Tim,

Does 754 say anything about complex numbers?

It strikes me that what is needed is a defined behavior for
complex numbers, rather than expecting them to magically work for all the
edge cases simply by applying the algebraic rules with two floats.

Your example of a complex infinity that should be one thing is a good one.
Maybe the same for complex zero :-)

Anyway, Python is probably not the place to define a standard like this,
but if there's a good one out there, then using it in Python could be nice.

-CHB





On Tue, Feb 22, 2022 at 6:41 PM Tim Peters <tim.pet...@gmail.com> wrote:

> I have to say that signed zeroes and signed infinities don't work well
> in 754 for complex numbers. I know Kahan _wanted_ signed zeroes to
> help sort out branch cuts for complex functions, but he appears to be
> alone in the world in finding them useful for that ;-)
>
> Complex multiplication for values with signed zero components isn't
> even associative. At least not under any implementation I've tried. I
> pointed that out on David Hough's "numeric-interest" mailing list
> while 754 was still being hammered out, but it was "already too late"

*-*-*

■ Given exercise A
List every person the email names by surname.
The records after this point have no connection to the email above.

*-*-*

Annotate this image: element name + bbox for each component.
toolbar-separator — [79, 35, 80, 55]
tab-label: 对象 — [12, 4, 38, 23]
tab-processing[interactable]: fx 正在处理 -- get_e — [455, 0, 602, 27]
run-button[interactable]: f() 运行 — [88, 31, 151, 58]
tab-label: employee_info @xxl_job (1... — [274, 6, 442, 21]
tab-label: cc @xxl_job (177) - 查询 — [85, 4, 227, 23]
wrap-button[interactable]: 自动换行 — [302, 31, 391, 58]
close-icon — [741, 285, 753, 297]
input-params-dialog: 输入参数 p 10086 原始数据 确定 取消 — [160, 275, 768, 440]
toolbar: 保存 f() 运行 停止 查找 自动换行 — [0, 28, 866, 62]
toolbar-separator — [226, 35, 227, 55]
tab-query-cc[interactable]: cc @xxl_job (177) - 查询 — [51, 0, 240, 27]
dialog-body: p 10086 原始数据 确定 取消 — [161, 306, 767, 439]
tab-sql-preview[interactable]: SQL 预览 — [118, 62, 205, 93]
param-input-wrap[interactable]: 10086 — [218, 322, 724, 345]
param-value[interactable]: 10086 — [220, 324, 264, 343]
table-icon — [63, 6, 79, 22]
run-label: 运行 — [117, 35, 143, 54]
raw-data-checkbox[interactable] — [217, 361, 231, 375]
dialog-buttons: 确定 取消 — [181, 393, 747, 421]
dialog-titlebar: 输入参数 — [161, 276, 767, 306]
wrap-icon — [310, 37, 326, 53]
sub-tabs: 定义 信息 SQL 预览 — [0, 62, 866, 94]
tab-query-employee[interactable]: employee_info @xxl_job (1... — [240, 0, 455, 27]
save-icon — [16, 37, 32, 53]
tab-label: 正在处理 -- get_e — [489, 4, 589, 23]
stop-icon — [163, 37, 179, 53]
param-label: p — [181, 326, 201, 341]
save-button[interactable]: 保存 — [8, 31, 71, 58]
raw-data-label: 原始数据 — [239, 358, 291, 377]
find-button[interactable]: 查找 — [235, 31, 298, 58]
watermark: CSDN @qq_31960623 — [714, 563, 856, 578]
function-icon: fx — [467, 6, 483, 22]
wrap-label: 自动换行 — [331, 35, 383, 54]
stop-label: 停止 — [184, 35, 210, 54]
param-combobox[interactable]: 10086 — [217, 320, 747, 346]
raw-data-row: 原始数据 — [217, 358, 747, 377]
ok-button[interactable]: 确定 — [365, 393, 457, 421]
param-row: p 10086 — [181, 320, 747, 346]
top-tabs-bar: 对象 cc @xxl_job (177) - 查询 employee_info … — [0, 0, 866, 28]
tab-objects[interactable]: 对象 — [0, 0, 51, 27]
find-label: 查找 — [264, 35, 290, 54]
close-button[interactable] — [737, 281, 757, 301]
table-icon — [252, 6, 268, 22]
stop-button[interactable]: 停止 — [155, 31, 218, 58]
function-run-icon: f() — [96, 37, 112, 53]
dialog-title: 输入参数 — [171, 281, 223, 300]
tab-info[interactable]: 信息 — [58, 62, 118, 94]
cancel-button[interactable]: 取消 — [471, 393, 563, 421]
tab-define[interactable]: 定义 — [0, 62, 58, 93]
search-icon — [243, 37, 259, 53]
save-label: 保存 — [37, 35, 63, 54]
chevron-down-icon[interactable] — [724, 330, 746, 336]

*-*-*

■ Given exercise B
Return the records verbatim, from their first line up to and including the line that contains "tab-query-cc[interactable]: cc @xxl_job".

■ Complete answer A
Tim Peters, Kahan, David Hough

■ Complete answer B
Annotate this image: element name + bbox for each component.
toolbar-separator — [79, 35, 80, 55]
tab-label: 对象 — [12, 4, 38, 23]
tab-processing[interactable]: fx 正在处理 -- get_e — [455, 0, 602, 27]
run-button[interactable]: f() 运行 — [88, 31, 151, 58]
tab-label: employee_info @xxl_job (1... — [274, 6, 442, 21]
tab-label: cc @xxl_job (177) - 查询 — [85, 4, 227, 23]
wrap-button[interactable]: 自动换行 — [302, 31, 391, 58]
close-icon — [741, 285, 753, 297]
input-params-dialog: 输入参数 p 10086 原始数据 确定 取消 — [160, 275, 768, 440]
toolbar: 保存 f() 运行 停止 查找 自动换行 — [0, 28, 866, 62]
toolbar-separator — [226, 35, 227, 55]
tab-query-cc[interactable]: cc @xxl_job (177) - 查询 — [51, 0, 240, 27]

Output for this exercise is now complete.